> _Exercise aim_:
Quote the records in full and leave their pictures out.

> _Data in this exercise_:
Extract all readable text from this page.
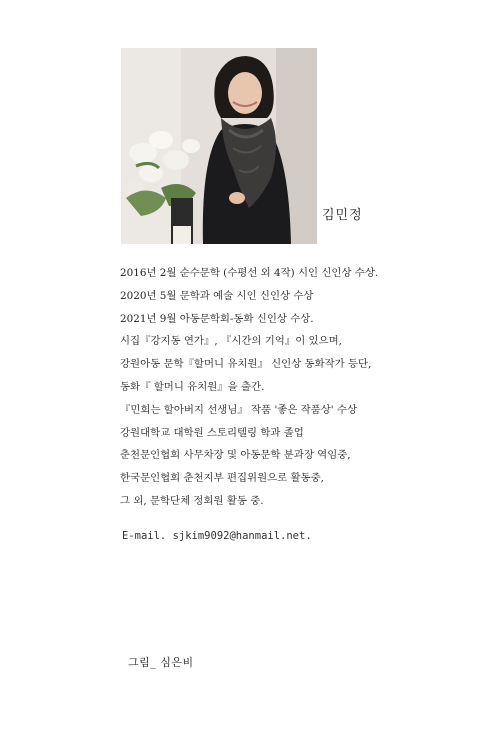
김민정
2016년 2월 순수문학 (수평선 외 4작) 시인 신인상 수상.
2020년 5월 문학과 예술 시인 신인상 수상
2021년 9월 아동문학회-동화 신인상 수상.
시집『강지동 연가』, 『시간의 기억』이 있으며,
강원아동 문학『할머니 유치원』 신인상 동화작가 등단,
동화『 할머니 유치원』을 출간.
『민희는 할아버지 선생님』 작품 '좋은 작품상' 수상
강원대학교 대학원 스토리텔링 학과 졸업
춘천문인협회 사무차장 및 아동문학 분과장 역임중,
한국문인협회 춘천지부 편집위원으로 활동중,
그 외, 문학단체 정회원 활동 중.
E-mail. sjkim9092@hanmail.net.
그림_ 심은비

> _Final result_:
Extract all readable text from this page.
김민정
2016년 2월 순수문학 (수평선 외 4작) 시인 신인상 수상.
2020년 5월 문학과 예술 시인 신인상 수상
2021년 9월 아동문학회-동화 신인상 수상.
시집『강지동 연가』, 『시간의 기억』이 있으며,
강원아동 문학『할머니 유치원』 신인상 동화작가 등단,
동화『 할머니 유치원』을 출간.
『민희는 할아버지 선생님』 작품 '좋은 작품상' 수상
강원대학교 대학원 스토리텔링 학과 졸업
춘천문인협회 사무차장 및 아동문학 분과장 역임중,
한국문인협회 춘천지부 편집위원으로 활동중,
그 외, 문학단체 정회원 활동 중.
E-mail. sjkim9092@hanmail.net.
그림_ 심은비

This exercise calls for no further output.